----- DATA PROVIDED

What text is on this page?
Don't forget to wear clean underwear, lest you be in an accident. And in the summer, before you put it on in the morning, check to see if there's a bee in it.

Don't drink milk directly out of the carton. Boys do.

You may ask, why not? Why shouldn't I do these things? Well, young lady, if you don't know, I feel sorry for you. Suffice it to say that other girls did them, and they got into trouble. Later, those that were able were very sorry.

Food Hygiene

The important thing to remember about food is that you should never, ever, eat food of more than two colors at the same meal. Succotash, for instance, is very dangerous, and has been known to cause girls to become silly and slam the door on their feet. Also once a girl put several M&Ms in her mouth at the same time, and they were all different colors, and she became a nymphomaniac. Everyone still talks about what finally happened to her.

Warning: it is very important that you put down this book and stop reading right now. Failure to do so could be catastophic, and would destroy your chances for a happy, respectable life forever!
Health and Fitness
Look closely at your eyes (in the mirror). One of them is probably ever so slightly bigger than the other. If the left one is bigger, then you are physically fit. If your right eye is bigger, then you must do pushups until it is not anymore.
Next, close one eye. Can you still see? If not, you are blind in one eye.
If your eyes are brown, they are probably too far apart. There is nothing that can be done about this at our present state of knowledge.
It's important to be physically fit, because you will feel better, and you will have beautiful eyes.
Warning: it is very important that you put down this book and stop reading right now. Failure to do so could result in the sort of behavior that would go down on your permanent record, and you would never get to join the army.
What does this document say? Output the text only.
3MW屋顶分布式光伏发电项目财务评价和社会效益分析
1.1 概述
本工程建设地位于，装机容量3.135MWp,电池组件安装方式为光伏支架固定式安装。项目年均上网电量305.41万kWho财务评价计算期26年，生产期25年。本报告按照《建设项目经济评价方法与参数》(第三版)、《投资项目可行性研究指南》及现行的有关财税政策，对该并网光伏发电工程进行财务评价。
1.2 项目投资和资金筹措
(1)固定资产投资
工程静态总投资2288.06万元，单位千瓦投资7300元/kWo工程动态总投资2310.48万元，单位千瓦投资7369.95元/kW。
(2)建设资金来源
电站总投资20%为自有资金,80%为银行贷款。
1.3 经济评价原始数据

----------

■ WHAT NEEDS TO BE DONE ■
Can you restate every record above word for word?

■ RESULT BELOW ■
What text is on this page?
Don't forget to wear clean underwear, lest you be in an accident. And in the summer, before you put it on in the morning, check to see if there's a bee in it.

Don't drink milk directly out of the carton. Boys do.

You may ask, why not? Why shouldn't I do these things? Well, young lady, if you don't know, I feel sorry for you. Suffice it to say that other girls did them, and they got into trouble. Later, those that were able were very sorry.

Food Hygiene

The important thing to remember about food is that you should never, ever, eat food of more than two colors at the same meal. Succotash, for instance, is very dangerous, and has been known to cause girls to become silly and slam the door on their feet. Also once a girl put several M&Ms in her mouth at the same time, and they were all different colors, and she became a nymphomaniac. Everyone still talks about what finally happened to her.

Warning: it is very important that you put down this book and stop reading right now. Failure to do so could be catastophic, and would destroy your chances for a happy, respectable life forever!
Health and Fitness
Look closely at your eyes (in the mirror). One of them is probably ever so slightly bigger than the other. If the left one is bigger, then you are physically fit. If your right eye is bigger, then you must do pushups until it is not anymore.
Next, close one eye. Can you still see? If not, you are blind in one eye.
If your eyes are brown, they are probably too far apart. There is nothing that can be done about this at our present state of knowledge.
It's important to be physically fit, because you will feel better, and you will have beautiful eyes.
Warning: it is very important that you put down this book and stop reading right now. Failure to do so could result in the sort of behavior that would go down on your permanent record, and you would never get to join the army.
What does this document say? Output the text only.
3MW屋顶分布式光伏发电项目财务评价和社会效益分析
1.1 概述
本工程建设地位于，装机容量3.135MWp,电池组件安装方式为光伏支架固定式安装。项目年均上网电量305.41万kWho财务评价计算期26年，生产期25年。本报告按照《建设项目经济评价方法与参数》(第三版)、《投资项目可行性研究指南》及现行的有关财税政策，对该并网光伏发电工程进行财务评价。
1.2 项目投资和资金筹措
(1)固定资产投资
工程静态总投资2288.06万元，单位千瓦投资7300元/kWo工程动态总投资2310.48万元，单位千瓦投资7369.95元/kW。
(2)建设资金来源
电站总投资20%为自有资金,80%为银行贷款。
1.3 经济评价原始数据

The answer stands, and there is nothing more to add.